◆ Job: Copy out the lines that include the word "would".

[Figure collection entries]
★ ★ ★
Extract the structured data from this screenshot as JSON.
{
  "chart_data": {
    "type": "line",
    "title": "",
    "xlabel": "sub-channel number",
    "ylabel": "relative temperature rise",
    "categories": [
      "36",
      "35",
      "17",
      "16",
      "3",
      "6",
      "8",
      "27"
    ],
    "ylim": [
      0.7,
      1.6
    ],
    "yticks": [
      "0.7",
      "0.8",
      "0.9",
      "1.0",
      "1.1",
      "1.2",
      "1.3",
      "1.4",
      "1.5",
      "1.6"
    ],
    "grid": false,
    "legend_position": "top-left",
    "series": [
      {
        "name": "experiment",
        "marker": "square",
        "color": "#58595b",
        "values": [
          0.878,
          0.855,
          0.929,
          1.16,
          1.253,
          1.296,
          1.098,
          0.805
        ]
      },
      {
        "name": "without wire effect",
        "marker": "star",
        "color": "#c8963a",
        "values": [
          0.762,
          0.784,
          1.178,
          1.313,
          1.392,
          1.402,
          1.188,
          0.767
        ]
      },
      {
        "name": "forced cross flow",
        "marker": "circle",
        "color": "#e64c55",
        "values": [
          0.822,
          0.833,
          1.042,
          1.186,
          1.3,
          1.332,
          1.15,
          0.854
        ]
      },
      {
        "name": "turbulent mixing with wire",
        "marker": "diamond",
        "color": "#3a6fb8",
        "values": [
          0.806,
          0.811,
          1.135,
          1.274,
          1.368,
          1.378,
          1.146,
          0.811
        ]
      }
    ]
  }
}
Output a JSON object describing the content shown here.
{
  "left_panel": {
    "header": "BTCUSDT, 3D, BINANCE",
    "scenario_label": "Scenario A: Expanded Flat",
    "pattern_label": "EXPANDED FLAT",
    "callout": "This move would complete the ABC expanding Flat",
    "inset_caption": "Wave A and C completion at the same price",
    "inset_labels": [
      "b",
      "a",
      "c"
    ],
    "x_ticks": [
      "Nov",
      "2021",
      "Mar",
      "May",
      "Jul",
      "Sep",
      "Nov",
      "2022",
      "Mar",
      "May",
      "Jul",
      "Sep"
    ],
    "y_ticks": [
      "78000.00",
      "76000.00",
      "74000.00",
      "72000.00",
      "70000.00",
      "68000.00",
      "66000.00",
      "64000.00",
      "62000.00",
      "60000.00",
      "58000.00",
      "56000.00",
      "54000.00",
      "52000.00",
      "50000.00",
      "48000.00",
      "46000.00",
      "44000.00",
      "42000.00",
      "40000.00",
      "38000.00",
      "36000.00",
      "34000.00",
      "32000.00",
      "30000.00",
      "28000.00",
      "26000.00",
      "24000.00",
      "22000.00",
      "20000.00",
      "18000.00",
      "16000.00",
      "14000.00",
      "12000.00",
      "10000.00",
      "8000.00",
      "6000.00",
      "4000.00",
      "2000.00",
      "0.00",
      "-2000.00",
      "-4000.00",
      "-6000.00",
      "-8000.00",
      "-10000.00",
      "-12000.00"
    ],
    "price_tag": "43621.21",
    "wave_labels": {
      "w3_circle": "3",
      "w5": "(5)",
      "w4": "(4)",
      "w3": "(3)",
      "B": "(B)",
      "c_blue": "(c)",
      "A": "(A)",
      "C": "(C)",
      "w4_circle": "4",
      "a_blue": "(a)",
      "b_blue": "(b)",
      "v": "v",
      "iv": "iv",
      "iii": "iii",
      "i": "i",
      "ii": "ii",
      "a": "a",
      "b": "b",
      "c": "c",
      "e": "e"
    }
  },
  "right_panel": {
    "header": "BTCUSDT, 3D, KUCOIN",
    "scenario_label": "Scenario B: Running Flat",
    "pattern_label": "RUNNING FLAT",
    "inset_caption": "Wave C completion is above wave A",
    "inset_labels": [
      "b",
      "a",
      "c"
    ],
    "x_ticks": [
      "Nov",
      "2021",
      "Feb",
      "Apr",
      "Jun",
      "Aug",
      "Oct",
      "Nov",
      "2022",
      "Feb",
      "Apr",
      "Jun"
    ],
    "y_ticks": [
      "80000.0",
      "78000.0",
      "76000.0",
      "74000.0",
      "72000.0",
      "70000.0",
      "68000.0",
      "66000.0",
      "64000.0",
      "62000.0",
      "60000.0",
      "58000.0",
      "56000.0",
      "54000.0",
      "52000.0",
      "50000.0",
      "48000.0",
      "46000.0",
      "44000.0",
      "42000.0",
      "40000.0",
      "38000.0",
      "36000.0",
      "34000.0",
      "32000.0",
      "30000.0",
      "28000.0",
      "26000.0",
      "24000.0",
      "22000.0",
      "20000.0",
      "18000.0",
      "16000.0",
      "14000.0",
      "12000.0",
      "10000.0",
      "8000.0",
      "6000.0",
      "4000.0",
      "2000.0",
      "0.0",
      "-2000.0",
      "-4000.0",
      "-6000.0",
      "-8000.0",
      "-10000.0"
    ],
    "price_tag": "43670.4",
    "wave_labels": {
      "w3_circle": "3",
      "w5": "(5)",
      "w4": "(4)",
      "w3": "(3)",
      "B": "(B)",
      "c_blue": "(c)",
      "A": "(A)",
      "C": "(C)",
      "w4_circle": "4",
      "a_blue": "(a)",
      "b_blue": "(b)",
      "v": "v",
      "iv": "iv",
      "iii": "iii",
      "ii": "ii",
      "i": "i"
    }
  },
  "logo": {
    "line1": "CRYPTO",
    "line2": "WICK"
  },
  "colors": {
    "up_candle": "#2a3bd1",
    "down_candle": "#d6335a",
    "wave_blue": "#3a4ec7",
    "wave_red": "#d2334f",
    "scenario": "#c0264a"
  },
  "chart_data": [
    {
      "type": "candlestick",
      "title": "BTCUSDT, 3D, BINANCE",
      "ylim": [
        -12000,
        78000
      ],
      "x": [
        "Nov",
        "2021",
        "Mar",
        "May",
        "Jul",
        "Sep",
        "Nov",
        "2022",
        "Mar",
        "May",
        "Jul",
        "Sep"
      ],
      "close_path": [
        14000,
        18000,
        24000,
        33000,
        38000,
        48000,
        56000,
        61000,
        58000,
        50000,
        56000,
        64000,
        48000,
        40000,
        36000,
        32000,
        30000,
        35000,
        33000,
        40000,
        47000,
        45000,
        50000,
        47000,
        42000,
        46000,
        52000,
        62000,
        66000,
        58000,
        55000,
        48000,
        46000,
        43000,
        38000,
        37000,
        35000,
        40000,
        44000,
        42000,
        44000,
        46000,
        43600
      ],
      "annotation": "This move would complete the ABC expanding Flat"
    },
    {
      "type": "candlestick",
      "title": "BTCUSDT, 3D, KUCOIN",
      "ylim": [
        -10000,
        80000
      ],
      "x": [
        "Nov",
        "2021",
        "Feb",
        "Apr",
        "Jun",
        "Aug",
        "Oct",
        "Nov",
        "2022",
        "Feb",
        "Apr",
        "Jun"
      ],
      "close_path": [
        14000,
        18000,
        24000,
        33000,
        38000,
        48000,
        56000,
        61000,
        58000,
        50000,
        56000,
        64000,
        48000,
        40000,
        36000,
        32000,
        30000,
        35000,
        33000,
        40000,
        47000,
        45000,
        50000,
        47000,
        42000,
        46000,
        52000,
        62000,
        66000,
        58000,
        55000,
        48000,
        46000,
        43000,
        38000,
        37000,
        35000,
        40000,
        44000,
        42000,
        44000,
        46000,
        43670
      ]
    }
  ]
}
★ ★ ★
◆ Solution:
    "callout": "This move would complete the ABC expanding Flat",
      "annotation": "This move would complete the ABC expanding Flat"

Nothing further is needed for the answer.